---------- EXCERPT PROVIDED

Enraged with jealousy, a heartbroken Angelique (who is a witch, I might add) casts a spell upon Josette that causes her to leap off a cliff and fall to her death as Barnabas watches, helpless. Surviving the same fall, a grief-stricken and suicidal Barnabas discovers to his horror that he has been cursed by Angelique to forever walk the Earth as a soulless vampire. Only Angelique doesn’t want him walking around: she promptly leads a pack of pitchfork-wielding townsfolk to Collinwood Manor and has Barnabas chained up, placed inside a coffin and buried underground. Women, right?

Cut to almost two centuries later, to a time of bell-bottoms, Volkswagen hippie vans, disco-dancing, The Carpenters and troll dolls. The year is 1972, and the Collins family business is a hollow shell of its glory days. Elizabeth Collins (Michelle Pfeiffer, “Stardust”) presides over the Collinwood Manor household, which includes her sour-faced 15-year-old daughter Carolyn (Chloë Grace Moretz, “Hugo”), troubled 10-year-old nephew David (Gulliver McGrath), philandering brother Roger (Johnny Lee Miller, “Trainspotting”), cranky caretaker Willy (Jackie Earle Haley, “A Nightmare on Elm Street”) and drunken live-in psychiatrist Dr. Julia Hoffman (Burton’s squeeze, Helena Bonham Carter).


To say they’re dysfunctional would be an understatement, but their dysfunctionality is about to get a whole lot worse. Barnabas, still helplessly trapped in his coffin, is by pure chance discovered by a group of unwitting construction workers, who free him from his horribly cramped prison and are quickly drained of their blood. “You can’t imagine how thirsty I am,” proclaims Barnabas. Claiming to be a distant relative from England, Barnabas is taken in by his misfit descendants and soon becomes determined to restore the Collins family business to its former glory. Trouble is, the company’s main competition is a fellow fishing corporation owned by none other than Angelique, who hasn’t aged a day and is none too happy about Barnabas’ lucky escape.

--------------------
---------- RECORDS PROVIDED

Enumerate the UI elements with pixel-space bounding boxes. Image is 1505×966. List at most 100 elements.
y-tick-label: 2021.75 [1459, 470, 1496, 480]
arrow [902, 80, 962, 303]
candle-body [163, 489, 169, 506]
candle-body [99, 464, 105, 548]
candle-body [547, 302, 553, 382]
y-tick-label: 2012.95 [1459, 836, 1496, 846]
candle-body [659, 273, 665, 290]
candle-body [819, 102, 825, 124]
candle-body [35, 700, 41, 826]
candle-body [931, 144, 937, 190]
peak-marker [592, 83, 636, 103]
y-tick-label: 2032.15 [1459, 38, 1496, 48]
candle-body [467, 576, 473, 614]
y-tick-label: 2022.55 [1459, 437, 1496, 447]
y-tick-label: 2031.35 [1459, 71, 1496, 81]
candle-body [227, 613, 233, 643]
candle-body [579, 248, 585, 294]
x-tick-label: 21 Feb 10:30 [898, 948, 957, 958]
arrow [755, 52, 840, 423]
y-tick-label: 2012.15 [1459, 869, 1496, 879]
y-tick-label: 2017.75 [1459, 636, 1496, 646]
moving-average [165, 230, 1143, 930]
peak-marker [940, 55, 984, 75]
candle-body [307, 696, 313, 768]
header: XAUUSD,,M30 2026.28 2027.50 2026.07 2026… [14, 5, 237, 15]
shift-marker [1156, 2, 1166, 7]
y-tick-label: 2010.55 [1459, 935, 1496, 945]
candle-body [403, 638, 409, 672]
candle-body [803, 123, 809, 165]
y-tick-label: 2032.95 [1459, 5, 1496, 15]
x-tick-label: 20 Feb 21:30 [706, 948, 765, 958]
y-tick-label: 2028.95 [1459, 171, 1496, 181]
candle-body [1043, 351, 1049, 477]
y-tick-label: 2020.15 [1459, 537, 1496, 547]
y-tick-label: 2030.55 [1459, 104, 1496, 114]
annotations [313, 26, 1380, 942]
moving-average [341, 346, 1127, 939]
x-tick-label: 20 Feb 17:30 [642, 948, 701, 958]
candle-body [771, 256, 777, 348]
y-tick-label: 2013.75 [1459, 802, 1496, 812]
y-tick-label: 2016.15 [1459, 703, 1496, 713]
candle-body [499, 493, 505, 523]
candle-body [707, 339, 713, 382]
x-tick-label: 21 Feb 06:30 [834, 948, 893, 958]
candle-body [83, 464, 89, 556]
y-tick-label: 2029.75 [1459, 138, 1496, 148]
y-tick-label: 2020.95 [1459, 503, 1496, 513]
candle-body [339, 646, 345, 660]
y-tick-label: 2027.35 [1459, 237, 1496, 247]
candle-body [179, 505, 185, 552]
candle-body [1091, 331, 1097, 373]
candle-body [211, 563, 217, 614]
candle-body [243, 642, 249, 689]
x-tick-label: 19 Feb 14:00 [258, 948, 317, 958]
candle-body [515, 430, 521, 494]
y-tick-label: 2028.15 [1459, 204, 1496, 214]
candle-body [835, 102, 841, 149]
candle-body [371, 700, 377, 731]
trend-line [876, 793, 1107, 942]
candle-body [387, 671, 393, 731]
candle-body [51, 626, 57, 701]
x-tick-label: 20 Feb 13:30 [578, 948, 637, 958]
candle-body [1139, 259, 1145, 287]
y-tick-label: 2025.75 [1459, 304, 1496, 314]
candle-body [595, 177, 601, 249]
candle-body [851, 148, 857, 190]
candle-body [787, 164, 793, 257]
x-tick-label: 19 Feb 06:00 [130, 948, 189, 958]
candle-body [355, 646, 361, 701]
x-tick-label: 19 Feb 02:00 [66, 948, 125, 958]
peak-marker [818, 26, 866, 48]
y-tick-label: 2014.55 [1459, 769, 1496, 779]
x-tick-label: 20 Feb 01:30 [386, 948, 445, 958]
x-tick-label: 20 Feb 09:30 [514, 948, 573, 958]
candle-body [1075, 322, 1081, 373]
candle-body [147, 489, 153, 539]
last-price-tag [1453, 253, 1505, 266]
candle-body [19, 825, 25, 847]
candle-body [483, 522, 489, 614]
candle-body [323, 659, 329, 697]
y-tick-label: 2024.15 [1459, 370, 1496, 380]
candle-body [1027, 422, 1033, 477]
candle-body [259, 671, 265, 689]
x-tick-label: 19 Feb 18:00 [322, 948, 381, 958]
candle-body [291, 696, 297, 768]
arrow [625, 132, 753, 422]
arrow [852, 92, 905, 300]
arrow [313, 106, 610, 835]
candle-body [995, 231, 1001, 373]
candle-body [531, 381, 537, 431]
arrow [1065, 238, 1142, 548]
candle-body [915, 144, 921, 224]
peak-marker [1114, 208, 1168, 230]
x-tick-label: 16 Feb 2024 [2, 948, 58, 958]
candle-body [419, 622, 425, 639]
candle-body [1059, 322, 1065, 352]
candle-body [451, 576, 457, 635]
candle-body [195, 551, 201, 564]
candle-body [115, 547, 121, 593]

--------------------

• EXERCISE TASKS
A. From the excerpt, list every item it names as a mark of the time Barnabas wakes up in.
B. Reproduce the text of the excerpt between "To say they’re" and "Barnabas’ lucky escape.", inclusive.

• PROBLEM SOLUTIONS
A. bell-bottoms, Volkswagen hippie vans, disco-dancing, The Carpenters, troll dolls

B.
To say they’re dysfunctional would be an understatement, but their dysfunctionality is about to get a whole lot worse. Barnabas, still helplessly trapped in his coffin, is by pure chance discovered by a group of unwitting construction workers, who free him from his horribly cramped prison and are quickly drained of their blood. “You can’t imagine how thirsty I am,” proclaims Barnabas. Claiming to be a distant relative from England, Barnabas is taken in by his misfit descendants and soon becomes determined to restore the Collins family business to its former glory. Trouble is, the company’s main competition is a fellow fishing corporation owned by none other than Angelique, who hasn’t aged a day and is none too happy about Barnabas’ lucky escape.